**WHAT TO WORK ON**
Your task is to print the material below exactly as presented.

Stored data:

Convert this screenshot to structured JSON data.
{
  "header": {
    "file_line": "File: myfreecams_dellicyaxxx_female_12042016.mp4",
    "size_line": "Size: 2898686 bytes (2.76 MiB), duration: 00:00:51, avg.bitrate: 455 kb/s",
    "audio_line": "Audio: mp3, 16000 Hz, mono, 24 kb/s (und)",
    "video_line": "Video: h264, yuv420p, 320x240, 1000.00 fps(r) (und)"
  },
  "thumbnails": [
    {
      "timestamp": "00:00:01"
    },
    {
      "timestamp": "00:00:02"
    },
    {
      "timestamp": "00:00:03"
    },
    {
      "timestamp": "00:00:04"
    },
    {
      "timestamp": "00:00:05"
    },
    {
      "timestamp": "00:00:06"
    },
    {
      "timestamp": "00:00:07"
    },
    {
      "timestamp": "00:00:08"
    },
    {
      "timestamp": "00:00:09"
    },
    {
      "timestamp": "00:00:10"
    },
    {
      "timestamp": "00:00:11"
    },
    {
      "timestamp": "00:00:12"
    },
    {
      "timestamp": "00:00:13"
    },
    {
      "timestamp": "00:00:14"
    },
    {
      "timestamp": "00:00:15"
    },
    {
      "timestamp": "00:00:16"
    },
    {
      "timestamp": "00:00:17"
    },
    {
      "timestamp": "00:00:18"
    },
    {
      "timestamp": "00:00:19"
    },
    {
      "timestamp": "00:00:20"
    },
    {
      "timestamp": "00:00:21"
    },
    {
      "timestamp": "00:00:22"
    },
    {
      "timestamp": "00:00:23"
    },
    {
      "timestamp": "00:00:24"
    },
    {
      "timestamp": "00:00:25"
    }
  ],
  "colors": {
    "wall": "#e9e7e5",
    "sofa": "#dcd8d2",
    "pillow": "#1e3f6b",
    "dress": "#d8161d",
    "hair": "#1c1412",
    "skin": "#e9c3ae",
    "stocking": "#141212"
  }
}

**SOLUTION BELOW**
Convert this screenshot to structured JSON data.
{
  "header": {
    "file_line": "File: myfreecams_dellicyaxxx_female_12042016.mp4",
    "size_line": "Size: 2898686 bytes (2.76 MiB), duration: 00:00:51, avg.bitrate: 455 kb/s",
    "audio_line": "Audio: mp3, 16000 Hz, mono, 24 kb/s (und)",
    "video_line": "Video: h264, yuv420p, 320x240, 1000.00 fps(r) (und)"
  },
  "thumbnails": [
    {
      "timestamp": "00:00:01"
    },
    {
      "timestamp": "00:00:02"
    },
    {
      "timestamp": "00:00:03"
    },
    {
      "timestamp": "00:00:04"
    },
    {
      "timestamp": "00:00:05"
    },
    {
      "timestamp": "00:00:06"
    },
    {
      "timestamp": "00:00:07"
    },
    {
      "timestamp": "00:00:08"
    },
    {
      "timestamp": "00:00:09"
    },
    {
      "timestamp": "00:00:10"
    },
    {
      "timestamp": "00:00:11"
    },
    {
      "timestamp": "00:00:12"
    },
    {
      "timestamp": "00:00:13"
    },
    {
      "timestamp": "00:00:14"
    },
    {
      "timestamp": "00:00:15"
    },
    {
      "timestamp": "00:00:16"
    },
    {
      "timestamp": "00:00:17"
    },
    {
      "timestamp": "00:00:18"
    },
    {
      "timestamp": "00:00:19"
    },
    {
      "timestamp": "00:00:20"
    },
    {
      "timestamp": "00:00:21"
    },
    {
      "timestamp": "00:00:22"
    },
    {
      "timestamp": "00:00:23"
    },
    {
      "timestamp": "00:00:24"
    },
    {
      "timestamp": "00:00:25"
    }
  ],
  "colors": {
    "wall": "#e9e7e5",
    "sofa": "#dcd8d2",
    "pillow": "#1e3f6b",
    "dress": "#d8161d",
    "hair": "#1c1412",
    "skin": "#e9c3ae",
    "stocking": "#141212"
  }
}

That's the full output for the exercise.